#### Given exercise:
Look for the string "Preferred" in the lines and copy each line that has it.
══ Task input ══
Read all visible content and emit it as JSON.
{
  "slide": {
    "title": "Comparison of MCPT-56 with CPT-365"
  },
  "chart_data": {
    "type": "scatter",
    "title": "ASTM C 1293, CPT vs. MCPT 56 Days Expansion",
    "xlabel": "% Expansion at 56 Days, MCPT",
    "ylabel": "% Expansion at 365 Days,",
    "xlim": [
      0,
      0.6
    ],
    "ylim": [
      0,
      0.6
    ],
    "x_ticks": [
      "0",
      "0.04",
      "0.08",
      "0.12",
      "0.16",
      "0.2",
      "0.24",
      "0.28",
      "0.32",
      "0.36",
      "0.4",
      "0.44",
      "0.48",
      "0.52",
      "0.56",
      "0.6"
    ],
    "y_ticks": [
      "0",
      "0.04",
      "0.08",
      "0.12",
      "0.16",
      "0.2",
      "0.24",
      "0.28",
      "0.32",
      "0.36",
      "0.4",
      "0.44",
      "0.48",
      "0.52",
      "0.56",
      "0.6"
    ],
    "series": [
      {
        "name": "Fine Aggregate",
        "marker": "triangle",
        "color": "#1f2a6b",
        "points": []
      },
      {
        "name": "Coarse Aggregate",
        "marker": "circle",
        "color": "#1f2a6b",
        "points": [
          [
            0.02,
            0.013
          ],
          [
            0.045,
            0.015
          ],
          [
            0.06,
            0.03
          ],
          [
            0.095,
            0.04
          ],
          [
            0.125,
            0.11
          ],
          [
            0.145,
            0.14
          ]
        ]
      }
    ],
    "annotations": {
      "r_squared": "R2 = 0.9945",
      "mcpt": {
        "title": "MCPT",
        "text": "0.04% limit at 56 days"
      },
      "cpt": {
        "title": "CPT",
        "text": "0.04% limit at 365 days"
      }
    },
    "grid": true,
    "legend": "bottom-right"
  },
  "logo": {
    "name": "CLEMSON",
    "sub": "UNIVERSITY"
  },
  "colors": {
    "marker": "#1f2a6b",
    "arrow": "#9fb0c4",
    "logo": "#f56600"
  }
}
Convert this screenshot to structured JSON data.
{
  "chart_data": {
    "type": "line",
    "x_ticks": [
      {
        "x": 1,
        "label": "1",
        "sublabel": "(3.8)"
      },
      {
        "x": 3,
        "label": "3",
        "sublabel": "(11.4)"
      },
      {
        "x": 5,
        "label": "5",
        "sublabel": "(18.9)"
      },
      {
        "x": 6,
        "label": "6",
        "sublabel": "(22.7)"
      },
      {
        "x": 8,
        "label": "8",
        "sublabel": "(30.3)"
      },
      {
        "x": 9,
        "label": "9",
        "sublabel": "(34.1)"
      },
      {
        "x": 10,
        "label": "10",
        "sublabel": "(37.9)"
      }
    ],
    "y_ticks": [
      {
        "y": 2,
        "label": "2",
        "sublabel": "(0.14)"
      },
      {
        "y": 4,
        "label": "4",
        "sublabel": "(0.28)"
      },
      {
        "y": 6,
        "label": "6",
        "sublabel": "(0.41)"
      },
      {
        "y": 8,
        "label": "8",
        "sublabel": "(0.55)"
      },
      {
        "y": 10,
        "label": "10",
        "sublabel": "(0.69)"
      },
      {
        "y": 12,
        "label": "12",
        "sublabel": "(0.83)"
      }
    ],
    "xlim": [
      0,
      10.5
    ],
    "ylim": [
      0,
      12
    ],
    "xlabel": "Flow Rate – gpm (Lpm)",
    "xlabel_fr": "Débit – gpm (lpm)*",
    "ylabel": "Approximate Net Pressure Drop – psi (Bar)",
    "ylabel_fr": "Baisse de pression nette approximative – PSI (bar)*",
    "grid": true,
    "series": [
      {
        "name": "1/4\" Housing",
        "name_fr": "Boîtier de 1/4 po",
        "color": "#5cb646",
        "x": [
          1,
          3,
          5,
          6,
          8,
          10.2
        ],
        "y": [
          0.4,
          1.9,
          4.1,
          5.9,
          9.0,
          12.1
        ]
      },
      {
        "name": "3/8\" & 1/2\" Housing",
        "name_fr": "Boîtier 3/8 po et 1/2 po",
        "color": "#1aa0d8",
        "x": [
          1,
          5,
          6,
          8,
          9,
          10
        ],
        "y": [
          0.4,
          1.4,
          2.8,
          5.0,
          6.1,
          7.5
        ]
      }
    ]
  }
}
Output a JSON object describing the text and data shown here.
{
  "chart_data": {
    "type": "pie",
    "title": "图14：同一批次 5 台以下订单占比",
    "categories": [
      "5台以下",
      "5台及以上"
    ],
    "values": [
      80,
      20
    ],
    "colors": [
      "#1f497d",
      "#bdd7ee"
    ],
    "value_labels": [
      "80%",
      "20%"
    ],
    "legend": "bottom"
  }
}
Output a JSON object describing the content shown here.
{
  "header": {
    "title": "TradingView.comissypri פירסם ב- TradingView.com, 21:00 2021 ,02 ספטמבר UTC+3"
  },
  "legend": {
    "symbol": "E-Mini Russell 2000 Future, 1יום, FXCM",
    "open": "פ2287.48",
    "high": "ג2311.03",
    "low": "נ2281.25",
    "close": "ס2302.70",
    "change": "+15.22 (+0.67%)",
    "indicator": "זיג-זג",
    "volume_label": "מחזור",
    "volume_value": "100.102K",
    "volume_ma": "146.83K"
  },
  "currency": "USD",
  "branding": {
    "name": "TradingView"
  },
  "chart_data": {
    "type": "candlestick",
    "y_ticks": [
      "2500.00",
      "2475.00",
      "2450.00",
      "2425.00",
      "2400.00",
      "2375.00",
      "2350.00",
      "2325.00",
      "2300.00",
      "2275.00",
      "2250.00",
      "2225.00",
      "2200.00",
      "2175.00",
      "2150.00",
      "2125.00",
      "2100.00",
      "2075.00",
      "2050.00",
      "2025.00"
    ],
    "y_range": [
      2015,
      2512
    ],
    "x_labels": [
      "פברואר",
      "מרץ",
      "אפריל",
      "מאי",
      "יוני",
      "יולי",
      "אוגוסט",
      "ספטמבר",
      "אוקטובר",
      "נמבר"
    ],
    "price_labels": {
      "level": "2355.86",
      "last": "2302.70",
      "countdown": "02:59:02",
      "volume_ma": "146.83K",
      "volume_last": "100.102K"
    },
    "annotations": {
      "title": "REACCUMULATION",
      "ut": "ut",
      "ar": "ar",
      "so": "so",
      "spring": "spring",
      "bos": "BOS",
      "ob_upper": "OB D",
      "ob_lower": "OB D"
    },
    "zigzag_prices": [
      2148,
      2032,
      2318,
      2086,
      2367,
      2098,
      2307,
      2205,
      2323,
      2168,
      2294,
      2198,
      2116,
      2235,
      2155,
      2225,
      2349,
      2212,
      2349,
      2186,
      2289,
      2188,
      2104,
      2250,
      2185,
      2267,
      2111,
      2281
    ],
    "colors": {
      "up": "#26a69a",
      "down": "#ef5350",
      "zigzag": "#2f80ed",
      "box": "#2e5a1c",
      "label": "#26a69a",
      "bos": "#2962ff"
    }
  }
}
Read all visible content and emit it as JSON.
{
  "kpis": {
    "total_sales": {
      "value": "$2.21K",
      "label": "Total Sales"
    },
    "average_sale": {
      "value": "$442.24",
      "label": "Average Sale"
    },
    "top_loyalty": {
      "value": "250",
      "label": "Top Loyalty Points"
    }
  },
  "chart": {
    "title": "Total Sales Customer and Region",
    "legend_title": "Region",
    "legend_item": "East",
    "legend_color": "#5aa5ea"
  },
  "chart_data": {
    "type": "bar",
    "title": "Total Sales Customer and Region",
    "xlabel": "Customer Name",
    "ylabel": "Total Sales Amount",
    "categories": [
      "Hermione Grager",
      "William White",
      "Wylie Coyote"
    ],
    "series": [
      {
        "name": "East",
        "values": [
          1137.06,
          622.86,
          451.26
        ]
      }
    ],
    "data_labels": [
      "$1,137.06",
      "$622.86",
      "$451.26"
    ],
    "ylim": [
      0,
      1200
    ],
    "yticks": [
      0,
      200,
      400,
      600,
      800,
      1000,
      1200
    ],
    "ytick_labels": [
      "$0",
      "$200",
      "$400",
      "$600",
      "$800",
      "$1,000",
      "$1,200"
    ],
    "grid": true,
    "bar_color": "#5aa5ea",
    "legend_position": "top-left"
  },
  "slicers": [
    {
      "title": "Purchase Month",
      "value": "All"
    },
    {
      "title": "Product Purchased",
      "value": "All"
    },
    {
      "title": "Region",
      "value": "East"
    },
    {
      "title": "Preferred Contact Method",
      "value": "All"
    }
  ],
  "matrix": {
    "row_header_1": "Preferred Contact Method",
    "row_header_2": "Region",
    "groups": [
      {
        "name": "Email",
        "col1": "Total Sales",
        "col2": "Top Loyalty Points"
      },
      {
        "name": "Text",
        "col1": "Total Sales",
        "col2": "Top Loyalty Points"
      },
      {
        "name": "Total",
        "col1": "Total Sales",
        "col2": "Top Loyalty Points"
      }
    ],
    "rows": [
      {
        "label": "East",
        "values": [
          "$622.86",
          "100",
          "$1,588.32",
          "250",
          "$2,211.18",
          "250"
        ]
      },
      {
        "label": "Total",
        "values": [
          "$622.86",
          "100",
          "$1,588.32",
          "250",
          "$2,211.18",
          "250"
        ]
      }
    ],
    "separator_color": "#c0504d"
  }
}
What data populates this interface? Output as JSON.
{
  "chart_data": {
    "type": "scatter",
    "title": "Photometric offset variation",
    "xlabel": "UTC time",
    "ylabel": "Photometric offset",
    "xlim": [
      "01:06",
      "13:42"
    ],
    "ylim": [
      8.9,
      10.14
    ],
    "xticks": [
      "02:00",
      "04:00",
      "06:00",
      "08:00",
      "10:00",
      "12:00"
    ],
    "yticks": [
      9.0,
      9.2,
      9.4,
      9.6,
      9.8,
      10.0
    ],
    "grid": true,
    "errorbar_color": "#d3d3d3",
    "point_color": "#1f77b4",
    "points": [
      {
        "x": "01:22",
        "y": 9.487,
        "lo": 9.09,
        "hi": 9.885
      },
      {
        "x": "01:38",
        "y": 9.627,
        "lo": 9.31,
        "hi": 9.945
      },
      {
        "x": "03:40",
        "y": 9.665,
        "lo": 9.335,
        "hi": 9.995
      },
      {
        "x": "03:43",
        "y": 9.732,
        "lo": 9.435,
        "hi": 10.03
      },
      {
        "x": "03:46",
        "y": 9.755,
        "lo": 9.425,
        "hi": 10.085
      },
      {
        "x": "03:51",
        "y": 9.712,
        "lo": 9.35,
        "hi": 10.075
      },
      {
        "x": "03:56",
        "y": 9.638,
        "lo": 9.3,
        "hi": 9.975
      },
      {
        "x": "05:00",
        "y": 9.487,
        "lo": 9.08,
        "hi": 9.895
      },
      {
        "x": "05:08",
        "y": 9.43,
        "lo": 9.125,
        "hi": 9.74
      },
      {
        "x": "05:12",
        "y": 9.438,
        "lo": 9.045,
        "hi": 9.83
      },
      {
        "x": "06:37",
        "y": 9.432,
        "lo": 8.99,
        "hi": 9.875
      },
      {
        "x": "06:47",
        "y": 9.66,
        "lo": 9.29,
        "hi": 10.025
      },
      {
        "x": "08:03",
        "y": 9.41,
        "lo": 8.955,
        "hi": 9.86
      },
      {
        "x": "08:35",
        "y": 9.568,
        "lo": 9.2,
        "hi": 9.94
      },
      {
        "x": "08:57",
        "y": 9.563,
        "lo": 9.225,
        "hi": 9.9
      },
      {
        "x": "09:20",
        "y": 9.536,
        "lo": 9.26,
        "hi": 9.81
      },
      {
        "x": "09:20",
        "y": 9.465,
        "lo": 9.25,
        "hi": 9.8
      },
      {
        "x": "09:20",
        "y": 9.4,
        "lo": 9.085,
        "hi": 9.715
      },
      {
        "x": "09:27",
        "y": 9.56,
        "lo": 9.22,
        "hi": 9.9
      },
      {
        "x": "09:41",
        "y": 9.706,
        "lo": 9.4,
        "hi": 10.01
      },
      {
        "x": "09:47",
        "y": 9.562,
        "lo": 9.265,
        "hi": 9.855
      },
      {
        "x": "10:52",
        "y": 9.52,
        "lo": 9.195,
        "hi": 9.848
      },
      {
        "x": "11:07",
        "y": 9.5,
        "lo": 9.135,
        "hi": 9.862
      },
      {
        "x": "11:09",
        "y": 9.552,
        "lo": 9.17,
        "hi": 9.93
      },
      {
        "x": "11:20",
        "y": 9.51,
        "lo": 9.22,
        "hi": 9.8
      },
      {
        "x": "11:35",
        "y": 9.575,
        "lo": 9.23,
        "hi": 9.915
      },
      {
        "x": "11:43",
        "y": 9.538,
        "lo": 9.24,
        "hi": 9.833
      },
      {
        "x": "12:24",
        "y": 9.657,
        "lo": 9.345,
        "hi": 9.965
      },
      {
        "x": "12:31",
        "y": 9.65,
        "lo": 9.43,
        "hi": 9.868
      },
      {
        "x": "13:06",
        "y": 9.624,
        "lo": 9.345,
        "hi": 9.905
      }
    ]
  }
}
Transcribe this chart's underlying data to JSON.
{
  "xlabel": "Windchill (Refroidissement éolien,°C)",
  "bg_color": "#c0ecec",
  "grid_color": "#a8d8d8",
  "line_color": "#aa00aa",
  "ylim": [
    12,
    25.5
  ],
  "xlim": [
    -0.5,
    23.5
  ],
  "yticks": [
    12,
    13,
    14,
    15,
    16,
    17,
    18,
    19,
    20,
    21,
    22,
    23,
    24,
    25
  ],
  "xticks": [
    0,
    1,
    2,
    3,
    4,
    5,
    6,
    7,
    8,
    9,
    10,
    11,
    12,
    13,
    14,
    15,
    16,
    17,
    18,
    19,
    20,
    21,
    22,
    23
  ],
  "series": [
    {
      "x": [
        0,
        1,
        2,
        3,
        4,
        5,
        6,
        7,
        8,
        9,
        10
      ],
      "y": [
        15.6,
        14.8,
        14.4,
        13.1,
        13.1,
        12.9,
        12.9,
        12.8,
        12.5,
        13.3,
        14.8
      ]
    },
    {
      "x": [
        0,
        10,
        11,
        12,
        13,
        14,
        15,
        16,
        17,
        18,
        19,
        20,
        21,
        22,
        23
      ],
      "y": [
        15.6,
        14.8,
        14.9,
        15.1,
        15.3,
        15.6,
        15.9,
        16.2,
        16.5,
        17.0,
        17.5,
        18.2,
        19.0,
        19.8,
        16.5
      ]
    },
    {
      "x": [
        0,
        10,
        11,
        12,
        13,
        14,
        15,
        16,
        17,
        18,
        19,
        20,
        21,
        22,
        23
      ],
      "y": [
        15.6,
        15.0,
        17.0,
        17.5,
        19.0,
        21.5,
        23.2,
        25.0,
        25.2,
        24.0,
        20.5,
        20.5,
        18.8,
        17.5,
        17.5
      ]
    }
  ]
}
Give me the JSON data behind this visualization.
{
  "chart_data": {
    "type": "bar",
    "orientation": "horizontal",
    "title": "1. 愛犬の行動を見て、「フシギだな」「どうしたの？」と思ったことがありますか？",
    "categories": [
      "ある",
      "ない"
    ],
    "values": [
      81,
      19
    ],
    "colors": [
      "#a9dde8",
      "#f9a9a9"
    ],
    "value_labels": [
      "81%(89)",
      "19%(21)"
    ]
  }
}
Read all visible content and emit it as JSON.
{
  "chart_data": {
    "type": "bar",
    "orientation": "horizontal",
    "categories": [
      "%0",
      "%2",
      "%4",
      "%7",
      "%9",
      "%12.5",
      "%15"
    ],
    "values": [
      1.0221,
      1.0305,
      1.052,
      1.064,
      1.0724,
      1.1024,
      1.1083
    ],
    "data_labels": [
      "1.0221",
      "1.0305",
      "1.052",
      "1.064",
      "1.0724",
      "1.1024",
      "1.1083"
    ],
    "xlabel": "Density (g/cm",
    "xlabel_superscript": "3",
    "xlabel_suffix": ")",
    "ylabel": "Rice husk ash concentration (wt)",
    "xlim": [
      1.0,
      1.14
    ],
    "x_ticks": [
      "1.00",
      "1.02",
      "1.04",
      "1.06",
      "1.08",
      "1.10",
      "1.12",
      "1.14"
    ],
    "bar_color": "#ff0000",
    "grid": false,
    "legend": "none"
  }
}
═══
#### Task result:
      "title": "Preferred Contact Method",
    "row_header_1": "Preferred Contact Method",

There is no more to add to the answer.